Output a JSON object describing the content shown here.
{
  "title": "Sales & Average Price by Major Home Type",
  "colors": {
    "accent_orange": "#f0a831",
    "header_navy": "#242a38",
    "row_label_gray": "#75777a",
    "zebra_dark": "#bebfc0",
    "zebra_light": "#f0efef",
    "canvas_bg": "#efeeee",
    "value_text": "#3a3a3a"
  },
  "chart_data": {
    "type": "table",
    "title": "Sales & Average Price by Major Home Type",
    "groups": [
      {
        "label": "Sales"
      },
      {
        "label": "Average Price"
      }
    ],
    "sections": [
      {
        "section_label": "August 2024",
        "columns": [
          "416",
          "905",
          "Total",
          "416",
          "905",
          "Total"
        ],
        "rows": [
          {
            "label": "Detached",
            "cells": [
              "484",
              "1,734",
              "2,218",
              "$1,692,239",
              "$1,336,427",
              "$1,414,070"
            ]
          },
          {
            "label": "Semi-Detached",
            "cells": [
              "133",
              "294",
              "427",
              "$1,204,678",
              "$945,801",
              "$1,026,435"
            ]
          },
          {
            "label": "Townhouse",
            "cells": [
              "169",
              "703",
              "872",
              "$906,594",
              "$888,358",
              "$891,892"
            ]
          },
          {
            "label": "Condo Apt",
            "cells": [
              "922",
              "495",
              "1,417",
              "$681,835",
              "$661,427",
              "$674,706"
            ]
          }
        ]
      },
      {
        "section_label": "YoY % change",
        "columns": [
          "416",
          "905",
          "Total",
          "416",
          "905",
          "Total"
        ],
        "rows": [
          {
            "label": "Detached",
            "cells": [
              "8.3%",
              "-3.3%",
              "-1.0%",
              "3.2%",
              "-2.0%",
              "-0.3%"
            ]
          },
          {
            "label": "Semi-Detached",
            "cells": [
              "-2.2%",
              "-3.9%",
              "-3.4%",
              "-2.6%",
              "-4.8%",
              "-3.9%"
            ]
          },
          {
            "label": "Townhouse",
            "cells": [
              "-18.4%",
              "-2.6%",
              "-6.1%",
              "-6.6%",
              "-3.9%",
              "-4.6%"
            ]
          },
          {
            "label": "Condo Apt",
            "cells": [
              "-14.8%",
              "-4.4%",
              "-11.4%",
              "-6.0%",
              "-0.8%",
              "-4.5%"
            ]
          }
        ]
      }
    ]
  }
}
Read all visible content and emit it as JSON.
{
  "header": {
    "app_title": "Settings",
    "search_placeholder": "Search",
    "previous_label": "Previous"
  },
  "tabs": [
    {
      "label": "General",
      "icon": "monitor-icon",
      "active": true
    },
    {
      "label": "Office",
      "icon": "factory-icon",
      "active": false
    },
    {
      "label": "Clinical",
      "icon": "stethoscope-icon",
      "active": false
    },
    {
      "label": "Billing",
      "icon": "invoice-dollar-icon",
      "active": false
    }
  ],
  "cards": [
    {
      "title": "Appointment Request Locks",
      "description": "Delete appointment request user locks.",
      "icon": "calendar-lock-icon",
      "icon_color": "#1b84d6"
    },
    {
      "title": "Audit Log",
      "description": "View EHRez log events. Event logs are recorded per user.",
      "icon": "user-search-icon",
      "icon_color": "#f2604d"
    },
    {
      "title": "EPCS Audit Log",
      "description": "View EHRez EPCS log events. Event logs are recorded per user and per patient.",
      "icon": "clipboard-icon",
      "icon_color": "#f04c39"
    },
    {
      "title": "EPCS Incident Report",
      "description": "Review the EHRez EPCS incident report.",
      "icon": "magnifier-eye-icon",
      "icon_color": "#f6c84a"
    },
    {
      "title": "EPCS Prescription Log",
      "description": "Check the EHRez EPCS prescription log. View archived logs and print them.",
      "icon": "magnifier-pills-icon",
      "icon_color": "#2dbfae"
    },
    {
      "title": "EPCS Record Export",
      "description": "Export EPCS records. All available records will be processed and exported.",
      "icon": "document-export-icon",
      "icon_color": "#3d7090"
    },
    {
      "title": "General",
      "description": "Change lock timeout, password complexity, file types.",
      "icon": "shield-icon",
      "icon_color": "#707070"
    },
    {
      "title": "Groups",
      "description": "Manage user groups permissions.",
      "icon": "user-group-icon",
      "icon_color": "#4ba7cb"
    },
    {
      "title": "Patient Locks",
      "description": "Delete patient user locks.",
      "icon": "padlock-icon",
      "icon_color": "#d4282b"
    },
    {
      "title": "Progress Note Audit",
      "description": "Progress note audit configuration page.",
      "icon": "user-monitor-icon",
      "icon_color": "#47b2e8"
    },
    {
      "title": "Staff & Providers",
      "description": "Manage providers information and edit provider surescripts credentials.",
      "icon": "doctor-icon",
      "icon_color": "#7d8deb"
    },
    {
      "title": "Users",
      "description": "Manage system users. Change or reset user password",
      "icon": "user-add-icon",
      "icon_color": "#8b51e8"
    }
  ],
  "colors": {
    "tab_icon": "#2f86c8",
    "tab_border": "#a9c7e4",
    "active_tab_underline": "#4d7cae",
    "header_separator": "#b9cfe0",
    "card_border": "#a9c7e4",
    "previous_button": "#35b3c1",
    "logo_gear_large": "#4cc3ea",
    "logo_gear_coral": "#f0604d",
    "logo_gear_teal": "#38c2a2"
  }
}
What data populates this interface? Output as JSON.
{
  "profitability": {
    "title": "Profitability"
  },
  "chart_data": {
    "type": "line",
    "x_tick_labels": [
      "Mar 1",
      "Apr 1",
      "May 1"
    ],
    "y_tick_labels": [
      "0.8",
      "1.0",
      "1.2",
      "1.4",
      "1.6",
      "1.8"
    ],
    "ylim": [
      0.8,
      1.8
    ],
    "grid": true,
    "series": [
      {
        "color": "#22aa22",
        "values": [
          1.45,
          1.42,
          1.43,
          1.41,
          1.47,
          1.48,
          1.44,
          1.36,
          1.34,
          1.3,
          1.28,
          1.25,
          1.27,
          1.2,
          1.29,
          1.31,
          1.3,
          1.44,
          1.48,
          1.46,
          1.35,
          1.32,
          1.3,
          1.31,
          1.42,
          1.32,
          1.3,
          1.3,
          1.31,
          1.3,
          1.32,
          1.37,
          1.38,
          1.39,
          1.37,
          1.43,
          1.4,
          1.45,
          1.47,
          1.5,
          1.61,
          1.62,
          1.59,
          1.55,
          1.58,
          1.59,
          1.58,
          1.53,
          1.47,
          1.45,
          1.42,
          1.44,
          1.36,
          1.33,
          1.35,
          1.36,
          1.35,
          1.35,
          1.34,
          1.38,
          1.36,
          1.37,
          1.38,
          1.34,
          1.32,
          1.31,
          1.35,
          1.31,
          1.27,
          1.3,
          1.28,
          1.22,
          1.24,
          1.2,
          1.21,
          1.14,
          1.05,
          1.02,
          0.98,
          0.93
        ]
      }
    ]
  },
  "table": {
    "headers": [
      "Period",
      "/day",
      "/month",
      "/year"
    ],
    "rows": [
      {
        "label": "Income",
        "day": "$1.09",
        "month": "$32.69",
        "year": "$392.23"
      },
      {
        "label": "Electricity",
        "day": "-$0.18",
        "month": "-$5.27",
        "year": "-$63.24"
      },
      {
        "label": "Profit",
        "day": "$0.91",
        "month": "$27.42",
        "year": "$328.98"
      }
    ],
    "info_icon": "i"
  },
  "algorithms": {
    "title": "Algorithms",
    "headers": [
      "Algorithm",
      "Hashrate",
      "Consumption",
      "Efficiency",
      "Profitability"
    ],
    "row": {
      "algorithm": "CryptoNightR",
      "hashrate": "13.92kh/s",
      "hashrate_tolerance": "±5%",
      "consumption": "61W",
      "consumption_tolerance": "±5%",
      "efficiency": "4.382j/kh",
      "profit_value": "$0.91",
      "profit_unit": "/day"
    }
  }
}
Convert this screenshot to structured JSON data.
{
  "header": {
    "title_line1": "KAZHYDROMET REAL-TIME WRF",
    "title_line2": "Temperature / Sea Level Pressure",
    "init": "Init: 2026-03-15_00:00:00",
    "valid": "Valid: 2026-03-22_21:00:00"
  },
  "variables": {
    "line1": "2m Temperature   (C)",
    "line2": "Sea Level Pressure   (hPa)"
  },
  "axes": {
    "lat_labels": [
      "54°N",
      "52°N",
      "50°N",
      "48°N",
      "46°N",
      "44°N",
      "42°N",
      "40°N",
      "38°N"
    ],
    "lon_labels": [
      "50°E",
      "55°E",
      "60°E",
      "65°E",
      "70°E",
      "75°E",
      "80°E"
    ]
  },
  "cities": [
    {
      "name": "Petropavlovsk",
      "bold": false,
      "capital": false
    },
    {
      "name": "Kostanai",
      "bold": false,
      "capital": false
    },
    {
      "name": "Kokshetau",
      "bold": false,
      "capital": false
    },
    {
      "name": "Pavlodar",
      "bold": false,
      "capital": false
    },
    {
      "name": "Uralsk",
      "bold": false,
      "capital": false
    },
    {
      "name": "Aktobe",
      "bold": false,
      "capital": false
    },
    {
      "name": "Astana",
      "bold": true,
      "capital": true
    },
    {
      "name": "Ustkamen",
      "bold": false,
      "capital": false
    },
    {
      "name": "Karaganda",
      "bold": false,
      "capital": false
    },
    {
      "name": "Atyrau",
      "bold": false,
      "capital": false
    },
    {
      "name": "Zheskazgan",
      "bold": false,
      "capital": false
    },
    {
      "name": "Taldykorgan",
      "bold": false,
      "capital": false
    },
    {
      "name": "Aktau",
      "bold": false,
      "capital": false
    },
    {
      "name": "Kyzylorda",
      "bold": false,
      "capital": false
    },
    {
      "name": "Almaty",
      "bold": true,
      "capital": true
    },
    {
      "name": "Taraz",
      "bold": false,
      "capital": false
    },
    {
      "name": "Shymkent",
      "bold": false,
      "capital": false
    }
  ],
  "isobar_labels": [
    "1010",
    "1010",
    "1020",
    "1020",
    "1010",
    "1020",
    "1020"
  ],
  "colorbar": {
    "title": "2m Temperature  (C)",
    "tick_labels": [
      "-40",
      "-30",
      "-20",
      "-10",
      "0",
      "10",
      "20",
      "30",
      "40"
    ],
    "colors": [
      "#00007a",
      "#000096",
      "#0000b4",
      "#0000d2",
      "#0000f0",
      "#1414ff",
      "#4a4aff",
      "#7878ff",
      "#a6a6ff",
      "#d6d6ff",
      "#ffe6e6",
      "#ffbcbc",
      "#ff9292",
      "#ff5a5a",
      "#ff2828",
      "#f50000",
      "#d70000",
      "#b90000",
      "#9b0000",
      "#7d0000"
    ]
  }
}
-- -- --
● **Aim of the exercise**:
Locate the string "Level" in the listing above and copy every line where it occurs.

● **Correct result**:
    "title_line2": "Temperature / Sea Level Pressure",
    "line2": "Sea Level Pressure   (hPa)"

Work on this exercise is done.